Check each line of the material below for "Colorado". Report how many have it, with no other words.

(Figure record extracts)

====

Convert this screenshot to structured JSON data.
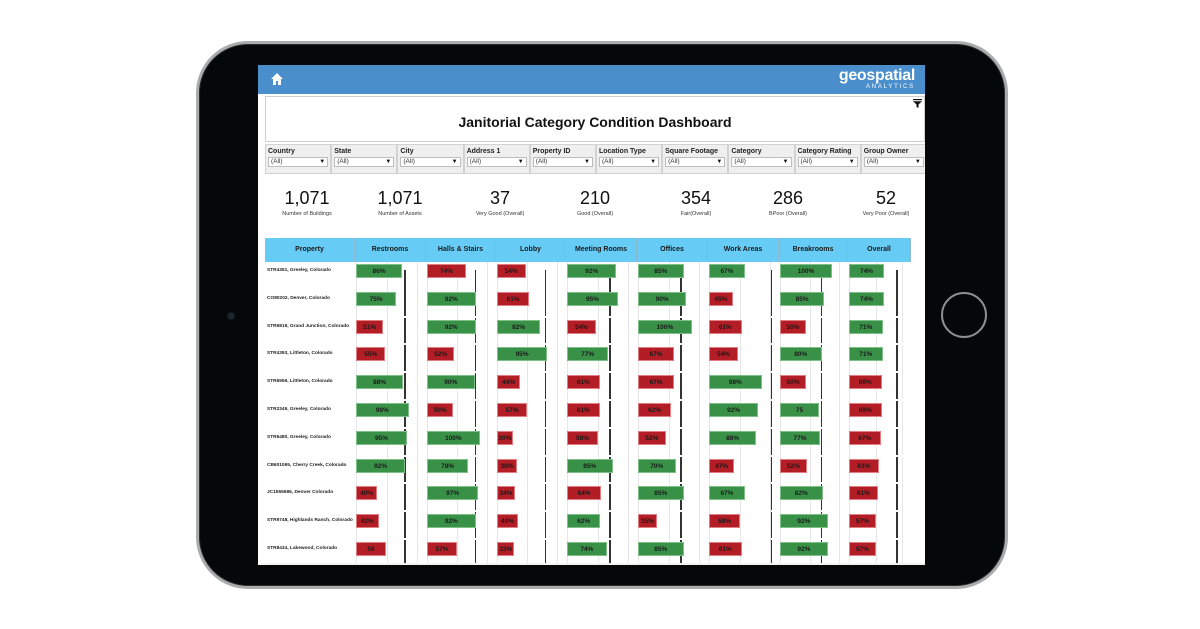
{
  "app": {
    "brand_main": "geospatial",
    "brand_sub": "ANALYTICS",
    "home_icon": "home-icon",
    "filter_icon": "filter-icon"
  },
  "dashboard": {
    "title": "Janitorial Category Condition Dashboard"
  },
  "filters": [
    {
      "label": "Country",
      "value": "(All)"
    },
    {
      "label": "State",
      "value": "(All)"
    },
    {
      "label": "City",
      "value": "(All)"
    },
    {
      "label": "Address 1",
      "value": "(All)"
    },
    {
      "label": "Property ID",
      "value": "(All)"
    },
    {
      "label": "Location Type",
      "value": "(All)"
    },
    {
      "label": "Square Footage",
      "value": "(All)"
    },
    {
      "label": "Category",
      "value": "(All)"
    },
    {
      "label": "Category Rating",
      "value": "(All)"
    },
    {
      "label": "Group Owner",
      "value": "(All)"
    }
  ],
  "kpis": [
    {
      "value": "1,071",
      "label": "Number of Buildings"
    },
    {
      "value": "1,071",
      "label": "Number of Assets"
    },
    {
      "value": "37",
      "label": "Very Good (Overall)"
    },
    {
      "value": "210",
      "label": "Good  (Overall)"
    },
    {
      "value": "354",
      "label": "Fair(Overall)"
    },
    {
      "value": "286",
      "label": "BPoor (Overall)"
    },
    {
      "value": "52",
      "label": "Very Poor (Overall)"
    }
  ],
  "colors": {
    "good": "#399148",
    "poor": "#b31d25",
    "header": "#66ccf5",
    "topbar": "#4a8ecb"
  },
  "table": {
    "columns": [
      "Property",
      "Restrooms",
      "Halls & Stairs",
      "Lobby",
      "Meeting Rooms",
      "Offices",
      "Work Areas",
      "Breakrooms",
      "Overall"
    ],
    "rows": [
      {
        "property": "STR4351, Greeley, Colorado",
        "values": [
          {
            "v": 86,
            "t": "86%",
            "s": "good"
          },
          {
            "v": 74,
            "t": "74%",
            "s": "bad"
          },
          {
            "v": 54,
            "t": "54%",
            "s": "bad"
          },
          {
            "v": 92,
            "t": "92%",
            "s": "good"
          },
          {
            "v": 85,
            "t": "85%",
            "s": "good"
          },
          {
            "v": 67,
            "t": "67%",
            "s": "good"
          },
          {
            "v": 100,
            "t": "100%",
            "s": "good"
          },
          {
            "v": 74,
            "t": "74%",
            "s": "good"
          }
        ]
      },
      {
        "property": "CO80202, Denver, Colorado",
        "values": [
          {
            "v": 75,
            "t": "75%",
            "s": "good"
          },
          {
            "v": 92,
            "t": "92%",
            "s": "good"
          },
          {
            "v": 61,
            "t": "61%",
            "s": "bad"
          },
          {
            "v": 95,
            "t": "95%",
            "s": "good"
          },
          {
            "v": 90,
            "t": "90%",
            "s": "good"
          },
          {
            "v": 45,
            "t": "45%",
            "s": "bad"
          },
          {
            "v": 85,
            "t": "85%",
            "s": "good"
          },
          {
            "v": 74,
            "t": "74%",
            "s": "good"
          }
        ]
      },
      {
        "property": "STR6819, Grand Junction, Colorado",
        "values": [
          {
            "v": 51,
            "t": "51%",
            "s": "bad"
          },
          {
            "v": 92,
            "t": "92%",
            "s": "good"
          },
          {
            "v": 82,
            "t": "82%",
            "s": "good"
          },
          {
            "v": 54,
            "t": "54%",
            "s": "bad"
          },
          {
            "v": 100,
            "t": "100%",
            "s": "good"
          },
          {
            "v": 61,
            "t": "61%",
            "s": "bad"
          },
          {
            "v": 50,
            "t": "50%",
            "s": "bad"
          },
          {
            "v": 71,
            "t": "71%",
            "s": "good"
          }
        ]
      },
      {
        "property": "STR4393, Littleton, Colorado",
        "values": [
          {
            "v": 55,
            "t": "55%",
            "s": "bad"
          },
          {
            "v": 52,
            "t": "52%",
            "s": "bad"
          },
          {
            "v": 95,
            "t": "95%",
            "s": "good"
          },
          {
            "v": 77,
            "t": "77%",
            "s": "good"
          },
          {
            "v": 67,
            "t": "67%",
            "s": "bad"
          },
          {
            "v": 54,
            "t": "54%",
            "s": "bad"
          },
          {
            "v": 80,
            "t": "80%",
            "s": "good"
          },
          {
            "v": 71,
            "t": "71%",
            "s": "good"
          }
        ]
      },
      {
        "property": "STR6556, Littleton, Colorado",
        "values": [
          {
            "v": 88,
            "t": "88%",
            "s": "good"
          },
          {
            "v": 90,
            "t": "90%",
            "s": "good"
          },
          {
            "v": 44,
            "t": "44%",
            "s": "bad"
          },
          {
            "v": 61,
            "t": "61%",
            "s": "bad"
          },
          {
            "v": 67,
            "t": "67%",
            "s": "bad"
          },
          {
            "v": 98,
            "t": "98%",
            "s": "good"
          },
          {
            "v": 50,
            "t": "50%",
            "s": "bad"
          },
          {
            "v": 69,
            "t": "69%",
            "s": "bad"
          }
        ]
      },
      {
        "property": "STR2349, Greeley, Colorado",
        "values": [
          {
            "v": 98,
            "t": "98%",
            "s": "good"
          },
          {
            "v": 50,
            "t": "50%",
            "s": "bad"
          },
          {
            "v": 57,
            "t": "57%",
            "s": "bad"
          },
          {
            "v": 61,
            "t": "61%",
            "s": "bad"
          },
          {
            "v": 62,
            "t": "62%",
            "s": "bad"
          },
          {
            "v": 92,
            "t": "92%",
            "s": "good"
          },
          {
            "v": 75,
            "t": "75",
            "s": "good"
          },
          {
            "v": 69,
            "t": "69%",
            "s": "bad"
          }
        ]
      },
      {
        "property": "STR6480, Greeley, Colorado",
        "values": [
          {
            "v": 95,
            "t": "95%",
            "s": "good"
          },
          {
            "v": 100,
            "t": "100%",
            "s": "good"
          },
          {
            "v": 30,
            "t": "30%",
            "s": "bad"
          },
          {
            "v": 58,
            "t": "58%",
            "s": "bad"
          },
          {
            "v": 52,
            "t": "52%",
            "s": "bad"
          },
          {
            "v": 88,
            "t": "88%",
            "s": "good"
          },
          {
            "v": 77,
            "t": "77%",
            "s": "good"
          },
          {
            "v": 67,
            "t": "67%",
            "s": "bad"
          }
        ]
      },
      {
        "property": "CB601065, Cherry Creek, Colorado",
        "values": [
          {
            "v": 92,
            "t": "92%",
            "s": "good"
          },
          {
            "v": 78,
            "t": "78%",
            "s": "good"
          },
          {
            "v": 38,
            "t": "38%",
            "s": "bad"
          },
          {
            "v": 85,
            "t": "85%",
            "s": "good"
          },
          {
            "v": 70,
            "t": "70%",
            "s": "good"
          },
          {
            "v": 47,
            "t": "47%",
            "s": "bad"
          },
          {
            "v": 52,
            "t": "52%",
            "s": "bad"
          },
          {
            "v": 63,
            "t": "63%",
            "s": "bad"
          }
        ]
      },
      {
        "property": "JC1555686, Denver Colorado",
        "values": [
          {
            "v": 40,
            "t": "40%",
            "s": "bad"
          },
          {
            "v": 97,
            "t": "97%",
            "s": "good"
          },
          {
            "v": 34,
            "t": "34%",
            "s": "bad"
          },
          {
            "v": 64,
            "t": "64%",
            "s": "bad"
          },
          {
            "v": 85,
            "t": "85%",
            "s": "good"
          },
          {
            "v": 67,
            "t": "67%",
            "s": "good"
          },
          {
            "v": 82,
            "t": "82%",
            "s": "good"
          },
          {
            "v": 61,
            "t": "61%",
            "s": "bad"
          }
        ]
      },
      {
        "property": "STR9748, Highlands Ranch, Colorado",
        "values": [
          {
            "v": 42,
            "t": "42%",
            "s": "bad"
          },
          {
            "v": 92,
            "t": "92%",
            "s": "good"
          },
          {
            "v": 40,
            "t": "40%",
            "s": "bad"
          },
          {
            "v": 62,
            "t": "62%",
            "s": "good"
          },
          {
            "v": 35,
            "t": "35%",
            "s": "bad"
          },
          {
            "v": 58,
            "t": "58%",
            "s": "bad"
          },
          {
            "v": 92,
            "t": "92%",
            "s": "good"
          },
          {
            "v": 57,
            "t": "57%",
            "s": "bad"
          }
        ]
      },
      {
        "property": "STR8434, Lakewood, Colorado",
        "values": [
          {
            "v": 56,
            "t": "56",
            "s": "bad"
          },
          {
            "v": 57,
            "t": "57%",
            "s": "bad"
          },
          {
            "v": 33,
            "t": "33%",
            "s": "bad"
          },
          {
            "v": 74,
            "t": "74%",
            "s": "good"
          },
          {
            "v": 85,
            "t": "85%",
            "s": "good"
          },
          {
            "v": 61,
            "t": "61%",
            "s": "bad"
          },
          {
            "v": 92,
            "t": "92%",
            "s": "good"
          },
          {
            "v": 57,
            "t": "57%",
            "s": "bad"
          }
        ]
      }
    ]
  }
}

====

*The solution*:
11